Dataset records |
════

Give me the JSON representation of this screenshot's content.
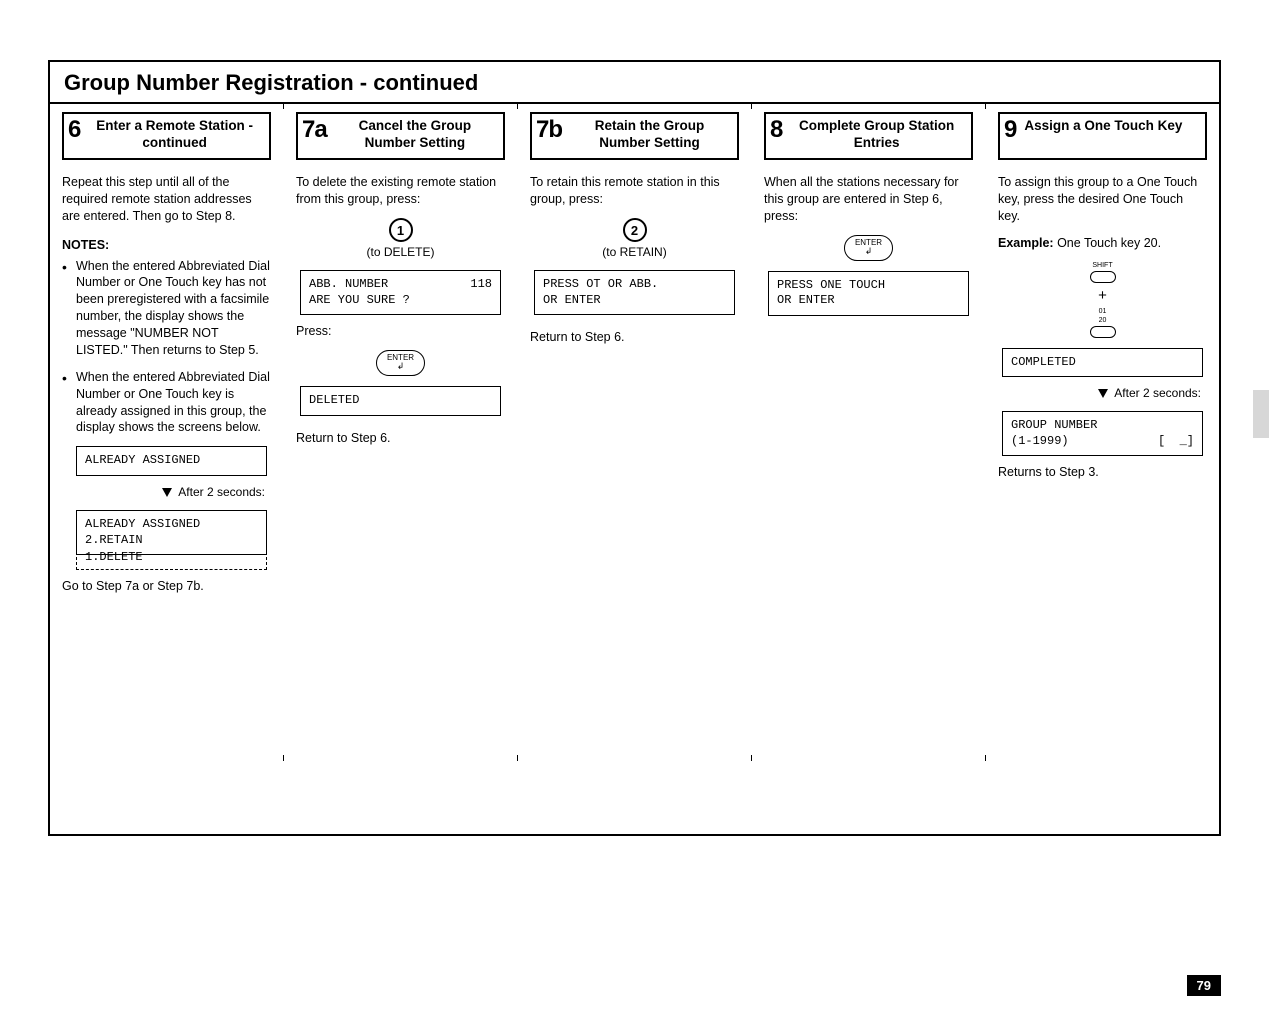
{
  "page": {
    "title": "Group Number Registration - continued",
    "pageNumber": "79"
  },
  "col6": {
    "stepNum": "6",
    "stepTitle": "Enter a Remote Station - continued",
    "intro": "Repeat this step until all of the required remote station addresses are entered. Then go to Step 8.",
    "notesHead": "NOTES:",
    "note1": "When the entered Abbreviated Dial Number or One Touch key has not been preregistered with a facsimile number, the display shows the message \"NUMBER NOT LISTED.\" Then returns to Step 5.",
    "note2": "When the entered Abbreviated Dial Number or One Touch key is already assigned in this group, the display shows the screens below.",
    "lcd1": "ALREADY ASSIGNED",
    "after1": "After 2 seconds:",
    "lcd2": "ALREADY ASSIGNED\n2.RETAIN",
    "lcd2ext": "1.DELETE",
    "outro": "Go to Step 7a or Step 7b."
  },
  "col7a": {
    "stepNum": "7a",
    "stepTitle": "Cancel the Group Number Setting",
    "intro": "To delete the existing remote station from this group, press:",
    "key1Label": "1",
    "key1Caption": "(to DELETE)",
    "lcd1_left": "ABB. NUMBER",
    "lcd1_right": "118",
    "lcd1_line2": "ARE YOU SURE ?",
    "press": "Press:",
    "enterLabel": "ENTER",
    "lcd2": "DELETED",
    "outro": "Return to Step 6."
  },
  "col7b": {
    "stepNum": "7b",
    "stepTitle": "Retain the Group Number Setting",
    "intro": "To retain this remote station in this group, press:",
    "key2Label": "2",
    "key2Caption": "(to RETAIN)",
    "lcd": "PRESS OT OR ABB.\nOR ENTER",
    "outro": "Return to Step 6."
  },
  "col8": {
    "stepNum": "8",
    "stepTitle": "Complete Group Station Entries",
    "intro": "When all the stations necessary for this group are entered in Step 6,  press:",
    "enterLabel": "ENTER",
    "lcd": "PRESS ONE TOUCH\nOR ENTER"
  },
  "col9": {
    "stepNum": "9",
    "stepTitle": "Assign a One Touch Key",
    "intro": "To assign this group to a One Touch key, press the desired One Touch key.",
    "exampleLabel": "Example:",
    "exampleText": "  One Touch key 20.",
    "shiftLabel": "SHIFT",
    "plus": "+",
    "tiny1": "01",
    "tiny2": "20",
    "lcd1": "COMPLETED",
    "after": "After 2 seconds:",
    "lcd2_l1": "GROUP NUMBER",
    "lcd2_l2_left": "(1-1999)",
    "lcd2_l2_right": "[  _]",
    "outro": "Returns to Step 3."
  }
}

════

What the task requires | Find the count of lines in the data above where the string "stepNum" occurs. Provide that number alone.

Finished exercise | 5